(Input records):

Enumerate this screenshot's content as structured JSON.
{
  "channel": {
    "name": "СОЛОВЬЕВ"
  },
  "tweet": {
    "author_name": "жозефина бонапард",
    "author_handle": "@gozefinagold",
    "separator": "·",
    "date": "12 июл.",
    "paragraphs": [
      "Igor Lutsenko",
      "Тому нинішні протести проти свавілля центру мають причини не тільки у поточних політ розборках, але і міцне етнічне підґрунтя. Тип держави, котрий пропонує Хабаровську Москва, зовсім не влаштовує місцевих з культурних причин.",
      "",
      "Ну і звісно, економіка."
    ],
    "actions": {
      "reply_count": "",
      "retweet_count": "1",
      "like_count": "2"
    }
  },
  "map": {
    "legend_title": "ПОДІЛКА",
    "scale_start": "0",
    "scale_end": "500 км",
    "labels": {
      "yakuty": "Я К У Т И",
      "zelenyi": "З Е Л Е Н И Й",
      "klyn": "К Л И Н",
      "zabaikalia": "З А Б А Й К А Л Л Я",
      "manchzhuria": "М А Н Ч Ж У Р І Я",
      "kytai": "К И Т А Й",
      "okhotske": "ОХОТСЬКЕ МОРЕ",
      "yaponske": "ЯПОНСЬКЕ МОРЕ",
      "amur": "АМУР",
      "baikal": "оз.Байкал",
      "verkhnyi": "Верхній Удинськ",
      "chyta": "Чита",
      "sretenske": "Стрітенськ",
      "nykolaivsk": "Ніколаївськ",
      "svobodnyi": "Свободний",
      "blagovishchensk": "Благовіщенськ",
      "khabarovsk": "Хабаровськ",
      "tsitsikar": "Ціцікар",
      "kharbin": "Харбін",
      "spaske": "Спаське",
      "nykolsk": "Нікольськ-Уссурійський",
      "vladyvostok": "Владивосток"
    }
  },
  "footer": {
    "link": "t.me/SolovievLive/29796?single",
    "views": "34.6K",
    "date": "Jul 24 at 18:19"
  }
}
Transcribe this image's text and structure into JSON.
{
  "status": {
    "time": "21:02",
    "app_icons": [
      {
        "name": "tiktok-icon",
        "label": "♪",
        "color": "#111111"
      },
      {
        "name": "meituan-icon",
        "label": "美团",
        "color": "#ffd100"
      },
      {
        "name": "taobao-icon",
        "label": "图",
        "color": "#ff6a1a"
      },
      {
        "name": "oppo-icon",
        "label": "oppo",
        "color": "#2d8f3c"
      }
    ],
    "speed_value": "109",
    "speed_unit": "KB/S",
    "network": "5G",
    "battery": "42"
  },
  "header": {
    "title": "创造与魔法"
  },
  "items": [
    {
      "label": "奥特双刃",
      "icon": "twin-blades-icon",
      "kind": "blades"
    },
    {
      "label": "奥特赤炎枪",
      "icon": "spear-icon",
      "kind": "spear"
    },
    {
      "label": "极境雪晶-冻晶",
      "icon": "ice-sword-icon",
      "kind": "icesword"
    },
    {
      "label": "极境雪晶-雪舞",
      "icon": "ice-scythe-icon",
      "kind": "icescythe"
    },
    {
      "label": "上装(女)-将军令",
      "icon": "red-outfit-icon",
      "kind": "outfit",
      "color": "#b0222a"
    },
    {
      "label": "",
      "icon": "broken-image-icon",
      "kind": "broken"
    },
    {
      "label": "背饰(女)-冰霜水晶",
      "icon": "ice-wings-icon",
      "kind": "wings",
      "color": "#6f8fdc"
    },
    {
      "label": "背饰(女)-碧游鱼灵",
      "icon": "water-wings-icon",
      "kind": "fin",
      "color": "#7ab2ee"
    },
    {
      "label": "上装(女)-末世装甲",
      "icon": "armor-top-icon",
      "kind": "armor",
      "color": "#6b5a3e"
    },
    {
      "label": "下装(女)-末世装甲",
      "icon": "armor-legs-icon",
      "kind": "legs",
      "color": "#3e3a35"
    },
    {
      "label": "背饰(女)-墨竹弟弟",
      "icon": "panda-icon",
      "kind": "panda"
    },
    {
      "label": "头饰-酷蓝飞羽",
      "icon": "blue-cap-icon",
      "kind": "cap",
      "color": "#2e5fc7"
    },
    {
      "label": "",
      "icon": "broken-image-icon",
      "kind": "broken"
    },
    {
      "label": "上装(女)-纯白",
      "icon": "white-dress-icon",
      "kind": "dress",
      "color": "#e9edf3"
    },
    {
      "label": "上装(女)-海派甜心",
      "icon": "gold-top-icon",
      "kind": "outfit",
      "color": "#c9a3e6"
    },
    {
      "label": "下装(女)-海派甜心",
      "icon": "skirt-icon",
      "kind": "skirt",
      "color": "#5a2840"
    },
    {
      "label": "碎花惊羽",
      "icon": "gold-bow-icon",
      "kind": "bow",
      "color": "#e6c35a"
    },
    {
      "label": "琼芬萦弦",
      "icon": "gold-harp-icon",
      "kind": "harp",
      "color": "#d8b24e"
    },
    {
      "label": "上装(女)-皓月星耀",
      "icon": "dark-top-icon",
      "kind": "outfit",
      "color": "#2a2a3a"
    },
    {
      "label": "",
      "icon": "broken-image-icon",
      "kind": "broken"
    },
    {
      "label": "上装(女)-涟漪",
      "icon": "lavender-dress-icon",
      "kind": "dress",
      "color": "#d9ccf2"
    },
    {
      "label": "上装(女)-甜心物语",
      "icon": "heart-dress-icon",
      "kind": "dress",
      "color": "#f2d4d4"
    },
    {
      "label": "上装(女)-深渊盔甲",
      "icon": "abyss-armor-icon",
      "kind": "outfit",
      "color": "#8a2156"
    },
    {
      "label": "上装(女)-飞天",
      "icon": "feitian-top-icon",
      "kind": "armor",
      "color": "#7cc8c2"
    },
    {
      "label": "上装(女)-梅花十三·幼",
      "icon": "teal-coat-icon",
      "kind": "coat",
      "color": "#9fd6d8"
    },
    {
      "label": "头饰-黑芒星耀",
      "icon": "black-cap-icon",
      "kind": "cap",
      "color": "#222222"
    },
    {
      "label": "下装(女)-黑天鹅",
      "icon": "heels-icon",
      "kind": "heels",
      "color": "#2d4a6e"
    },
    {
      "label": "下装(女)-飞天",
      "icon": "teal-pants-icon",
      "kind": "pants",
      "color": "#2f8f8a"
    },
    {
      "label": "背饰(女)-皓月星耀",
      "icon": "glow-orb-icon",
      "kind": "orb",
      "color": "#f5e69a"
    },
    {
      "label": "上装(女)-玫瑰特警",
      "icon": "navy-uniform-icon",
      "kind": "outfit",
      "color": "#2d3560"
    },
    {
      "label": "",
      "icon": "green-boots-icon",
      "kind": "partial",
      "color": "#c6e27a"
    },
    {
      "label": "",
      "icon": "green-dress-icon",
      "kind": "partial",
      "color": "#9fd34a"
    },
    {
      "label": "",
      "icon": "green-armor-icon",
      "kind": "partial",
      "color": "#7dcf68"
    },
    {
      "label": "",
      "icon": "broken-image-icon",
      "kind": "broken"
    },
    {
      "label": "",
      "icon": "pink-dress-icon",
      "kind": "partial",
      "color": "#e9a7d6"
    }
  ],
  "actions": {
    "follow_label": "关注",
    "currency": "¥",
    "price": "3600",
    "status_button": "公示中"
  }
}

(Exercise):
Every line above that contains the word "armor" should be reported.

(The response):
      "icon": "armor-top-icon",
      "kind": "armor",
      "icon": "armor-legs-icon",
      "icon": "abyss-armor-icon",
      "kind": "armor",
      "icon": "green-armor-icon",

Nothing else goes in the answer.